§ **SET PROBLEM**:
In the records that follow, locate every line with "Danh" and extract it.

[START EXTRACTED ENTRIES]

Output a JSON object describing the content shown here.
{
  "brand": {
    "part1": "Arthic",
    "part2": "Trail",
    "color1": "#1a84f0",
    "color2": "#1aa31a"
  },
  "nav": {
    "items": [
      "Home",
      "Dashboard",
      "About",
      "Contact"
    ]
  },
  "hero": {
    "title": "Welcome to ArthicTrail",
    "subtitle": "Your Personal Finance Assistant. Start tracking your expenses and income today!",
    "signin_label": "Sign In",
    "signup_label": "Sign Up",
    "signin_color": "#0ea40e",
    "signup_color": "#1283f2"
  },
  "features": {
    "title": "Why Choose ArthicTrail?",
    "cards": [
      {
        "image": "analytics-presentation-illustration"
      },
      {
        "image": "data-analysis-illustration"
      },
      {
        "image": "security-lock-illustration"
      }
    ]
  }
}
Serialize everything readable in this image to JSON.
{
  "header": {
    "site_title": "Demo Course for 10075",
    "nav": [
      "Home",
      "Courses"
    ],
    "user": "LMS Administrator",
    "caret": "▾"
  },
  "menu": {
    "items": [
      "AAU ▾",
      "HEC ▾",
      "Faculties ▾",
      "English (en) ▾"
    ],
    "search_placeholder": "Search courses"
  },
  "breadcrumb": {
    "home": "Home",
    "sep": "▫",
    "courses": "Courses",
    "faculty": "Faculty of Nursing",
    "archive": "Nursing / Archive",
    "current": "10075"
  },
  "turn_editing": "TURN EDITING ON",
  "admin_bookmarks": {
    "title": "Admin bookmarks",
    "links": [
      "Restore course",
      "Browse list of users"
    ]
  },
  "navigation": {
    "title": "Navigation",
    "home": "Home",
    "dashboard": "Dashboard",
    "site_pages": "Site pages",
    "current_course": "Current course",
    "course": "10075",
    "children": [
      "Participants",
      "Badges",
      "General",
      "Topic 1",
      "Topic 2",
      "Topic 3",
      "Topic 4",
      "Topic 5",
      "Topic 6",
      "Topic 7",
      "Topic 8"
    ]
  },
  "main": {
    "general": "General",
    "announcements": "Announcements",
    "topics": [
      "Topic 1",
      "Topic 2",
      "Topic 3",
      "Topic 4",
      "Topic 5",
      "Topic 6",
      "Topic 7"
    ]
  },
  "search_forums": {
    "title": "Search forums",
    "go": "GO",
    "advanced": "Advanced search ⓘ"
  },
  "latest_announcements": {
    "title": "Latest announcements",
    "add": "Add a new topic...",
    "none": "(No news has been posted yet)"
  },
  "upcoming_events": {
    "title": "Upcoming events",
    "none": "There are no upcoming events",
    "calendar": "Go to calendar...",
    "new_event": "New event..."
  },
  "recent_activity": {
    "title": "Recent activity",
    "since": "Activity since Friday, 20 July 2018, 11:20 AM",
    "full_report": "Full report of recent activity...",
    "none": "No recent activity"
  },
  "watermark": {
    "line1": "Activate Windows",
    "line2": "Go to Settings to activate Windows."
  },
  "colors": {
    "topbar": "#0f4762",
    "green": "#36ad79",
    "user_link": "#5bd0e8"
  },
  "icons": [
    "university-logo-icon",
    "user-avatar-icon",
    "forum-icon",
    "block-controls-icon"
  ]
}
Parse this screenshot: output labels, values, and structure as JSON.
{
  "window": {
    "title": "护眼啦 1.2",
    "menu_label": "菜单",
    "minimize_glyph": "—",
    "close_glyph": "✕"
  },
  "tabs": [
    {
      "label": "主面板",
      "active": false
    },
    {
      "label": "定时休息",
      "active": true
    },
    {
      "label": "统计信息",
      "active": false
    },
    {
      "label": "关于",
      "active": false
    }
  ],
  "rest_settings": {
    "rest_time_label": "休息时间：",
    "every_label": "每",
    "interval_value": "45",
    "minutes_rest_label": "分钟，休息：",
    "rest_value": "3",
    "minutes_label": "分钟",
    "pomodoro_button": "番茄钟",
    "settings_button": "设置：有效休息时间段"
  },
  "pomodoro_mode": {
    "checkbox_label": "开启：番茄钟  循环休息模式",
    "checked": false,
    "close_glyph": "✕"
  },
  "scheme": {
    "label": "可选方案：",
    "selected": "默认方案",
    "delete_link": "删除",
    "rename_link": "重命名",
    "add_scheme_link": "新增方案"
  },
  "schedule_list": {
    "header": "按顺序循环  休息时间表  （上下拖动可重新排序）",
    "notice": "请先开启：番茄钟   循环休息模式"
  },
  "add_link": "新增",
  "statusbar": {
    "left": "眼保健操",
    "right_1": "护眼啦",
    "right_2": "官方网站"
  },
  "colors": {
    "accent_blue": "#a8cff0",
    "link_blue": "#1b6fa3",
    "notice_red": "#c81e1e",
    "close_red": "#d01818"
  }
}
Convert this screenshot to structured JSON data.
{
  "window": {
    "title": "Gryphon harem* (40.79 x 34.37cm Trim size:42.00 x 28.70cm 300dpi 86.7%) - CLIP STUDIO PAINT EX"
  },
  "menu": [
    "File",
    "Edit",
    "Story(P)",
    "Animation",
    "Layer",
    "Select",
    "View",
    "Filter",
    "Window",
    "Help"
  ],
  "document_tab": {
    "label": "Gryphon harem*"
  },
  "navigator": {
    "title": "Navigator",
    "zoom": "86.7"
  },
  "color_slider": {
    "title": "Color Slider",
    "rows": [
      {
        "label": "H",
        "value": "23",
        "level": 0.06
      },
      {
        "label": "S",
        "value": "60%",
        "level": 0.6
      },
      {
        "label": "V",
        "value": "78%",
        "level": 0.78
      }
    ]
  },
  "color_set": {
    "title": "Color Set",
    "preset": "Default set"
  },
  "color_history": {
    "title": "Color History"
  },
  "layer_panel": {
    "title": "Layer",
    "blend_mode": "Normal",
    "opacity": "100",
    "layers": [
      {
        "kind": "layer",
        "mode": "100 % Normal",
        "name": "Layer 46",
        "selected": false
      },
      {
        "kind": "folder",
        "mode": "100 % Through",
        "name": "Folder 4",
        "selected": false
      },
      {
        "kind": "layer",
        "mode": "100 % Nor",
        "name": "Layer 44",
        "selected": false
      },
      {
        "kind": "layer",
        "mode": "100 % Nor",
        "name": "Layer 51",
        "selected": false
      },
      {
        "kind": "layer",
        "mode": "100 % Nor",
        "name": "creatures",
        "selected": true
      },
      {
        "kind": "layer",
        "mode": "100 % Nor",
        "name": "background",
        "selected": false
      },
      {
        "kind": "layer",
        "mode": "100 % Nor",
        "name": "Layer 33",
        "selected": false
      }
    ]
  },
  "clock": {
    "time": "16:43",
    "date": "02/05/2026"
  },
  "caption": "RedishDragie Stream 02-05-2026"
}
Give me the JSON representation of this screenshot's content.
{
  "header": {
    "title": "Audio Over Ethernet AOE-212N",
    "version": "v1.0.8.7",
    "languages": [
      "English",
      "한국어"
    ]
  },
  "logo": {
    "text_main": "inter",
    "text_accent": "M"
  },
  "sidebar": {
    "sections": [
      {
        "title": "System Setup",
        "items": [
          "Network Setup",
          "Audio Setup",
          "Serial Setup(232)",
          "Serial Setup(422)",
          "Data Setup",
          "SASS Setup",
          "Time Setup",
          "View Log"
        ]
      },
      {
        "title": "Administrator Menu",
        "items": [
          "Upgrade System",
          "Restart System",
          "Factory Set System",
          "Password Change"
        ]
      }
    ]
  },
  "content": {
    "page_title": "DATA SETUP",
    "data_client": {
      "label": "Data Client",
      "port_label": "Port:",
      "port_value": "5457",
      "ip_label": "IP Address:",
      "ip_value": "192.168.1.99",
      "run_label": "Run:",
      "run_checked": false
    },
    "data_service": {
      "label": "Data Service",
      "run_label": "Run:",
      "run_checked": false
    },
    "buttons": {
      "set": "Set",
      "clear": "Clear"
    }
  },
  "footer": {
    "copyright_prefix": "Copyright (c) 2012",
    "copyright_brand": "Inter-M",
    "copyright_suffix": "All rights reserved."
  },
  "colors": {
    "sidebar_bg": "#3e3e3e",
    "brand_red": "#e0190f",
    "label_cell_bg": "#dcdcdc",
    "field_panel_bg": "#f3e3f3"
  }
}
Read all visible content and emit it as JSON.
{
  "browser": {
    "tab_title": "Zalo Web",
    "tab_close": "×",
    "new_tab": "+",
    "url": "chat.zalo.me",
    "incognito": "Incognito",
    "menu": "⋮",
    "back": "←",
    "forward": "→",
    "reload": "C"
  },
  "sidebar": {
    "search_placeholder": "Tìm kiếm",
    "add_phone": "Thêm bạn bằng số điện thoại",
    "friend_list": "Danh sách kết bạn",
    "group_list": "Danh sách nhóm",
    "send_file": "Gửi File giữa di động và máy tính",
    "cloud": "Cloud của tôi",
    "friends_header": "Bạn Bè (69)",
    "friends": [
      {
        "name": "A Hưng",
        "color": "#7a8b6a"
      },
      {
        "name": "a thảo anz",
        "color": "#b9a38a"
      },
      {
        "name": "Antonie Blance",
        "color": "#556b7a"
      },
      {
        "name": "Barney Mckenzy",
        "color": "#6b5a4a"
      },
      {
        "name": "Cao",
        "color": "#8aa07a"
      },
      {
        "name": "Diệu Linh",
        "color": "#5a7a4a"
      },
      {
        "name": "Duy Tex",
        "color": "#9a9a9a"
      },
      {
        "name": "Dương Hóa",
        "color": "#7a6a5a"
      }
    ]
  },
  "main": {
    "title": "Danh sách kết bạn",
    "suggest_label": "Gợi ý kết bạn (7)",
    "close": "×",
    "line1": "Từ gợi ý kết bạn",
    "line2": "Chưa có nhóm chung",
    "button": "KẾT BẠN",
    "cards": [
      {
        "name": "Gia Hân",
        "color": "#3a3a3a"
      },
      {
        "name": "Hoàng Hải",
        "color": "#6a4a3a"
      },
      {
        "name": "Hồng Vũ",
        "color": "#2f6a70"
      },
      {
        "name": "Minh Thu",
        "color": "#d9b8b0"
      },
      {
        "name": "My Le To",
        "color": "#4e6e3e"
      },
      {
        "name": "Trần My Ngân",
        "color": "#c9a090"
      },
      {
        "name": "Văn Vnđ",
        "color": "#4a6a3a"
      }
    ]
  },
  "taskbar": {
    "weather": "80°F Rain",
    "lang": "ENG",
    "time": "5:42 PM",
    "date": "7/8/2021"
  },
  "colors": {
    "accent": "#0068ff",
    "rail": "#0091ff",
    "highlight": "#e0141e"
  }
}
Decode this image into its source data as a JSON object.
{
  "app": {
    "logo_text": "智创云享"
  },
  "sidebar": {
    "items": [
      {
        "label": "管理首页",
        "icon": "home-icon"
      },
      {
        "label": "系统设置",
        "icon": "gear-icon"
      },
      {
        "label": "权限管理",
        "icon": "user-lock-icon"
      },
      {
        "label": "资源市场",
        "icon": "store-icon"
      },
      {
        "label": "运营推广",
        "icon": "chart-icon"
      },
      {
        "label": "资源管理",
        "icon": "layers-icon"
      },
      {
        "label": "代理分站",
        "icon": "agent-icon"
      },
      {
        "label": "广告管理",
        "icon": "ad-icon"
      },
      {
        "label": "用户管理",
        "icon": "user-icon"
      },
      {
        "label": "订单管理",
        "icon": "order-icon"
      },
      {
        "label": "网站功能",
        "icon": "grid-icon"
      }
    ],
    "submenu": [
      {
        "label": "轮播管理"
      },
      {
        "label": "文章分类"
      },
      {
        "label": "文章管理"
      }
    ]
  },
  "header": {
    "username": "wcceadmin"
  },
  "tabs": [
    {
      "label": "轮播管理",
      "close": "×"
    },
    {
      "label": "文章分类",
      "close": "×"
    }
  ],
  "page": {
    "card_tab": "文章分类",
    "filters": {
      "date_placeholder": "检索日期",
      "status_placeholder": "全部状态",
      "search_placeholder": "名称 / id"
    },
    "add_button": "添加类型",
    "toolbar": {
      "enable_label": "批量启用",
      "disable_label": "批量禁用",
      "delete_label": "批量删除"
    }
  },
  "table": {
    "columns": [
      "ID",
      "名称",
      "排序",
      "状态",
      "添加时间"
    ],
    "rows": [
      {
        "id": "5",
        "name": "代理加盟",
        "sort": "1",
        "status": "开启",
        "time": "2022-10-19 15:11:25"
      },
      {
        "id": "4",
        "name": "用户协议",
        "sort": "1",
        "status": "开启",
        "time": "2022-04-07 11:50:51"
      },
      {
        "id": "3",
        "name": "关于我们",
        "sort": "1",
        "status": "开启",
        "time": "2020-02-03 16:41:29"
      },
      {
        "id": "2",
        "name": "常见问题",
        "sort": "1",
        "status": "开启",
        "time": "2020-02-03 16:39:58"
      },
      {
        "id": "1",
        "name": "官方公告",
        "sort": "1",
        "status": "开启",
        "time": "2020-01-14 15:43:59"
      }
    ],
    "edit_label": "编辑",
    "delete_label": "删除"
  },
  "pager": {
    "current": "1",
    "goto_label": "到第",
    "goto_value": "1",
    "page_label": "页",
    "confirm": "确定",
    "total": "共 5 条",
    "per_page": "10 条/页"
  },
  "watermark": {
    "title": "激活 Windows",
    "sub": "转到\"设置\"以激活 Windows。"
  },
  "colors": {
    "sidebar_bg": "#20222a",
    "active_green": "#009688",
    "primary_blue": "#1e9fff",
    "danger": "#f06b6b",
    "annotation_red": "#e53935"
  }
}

[END EXTRACTED ENTRIES]

§ **OUTPUT OF THE TASK**:
    "friend_list": "Danh sách kết bạn",
    "group_list": "Danh sách nhóm",
    "title": "Danh sách kết bạn",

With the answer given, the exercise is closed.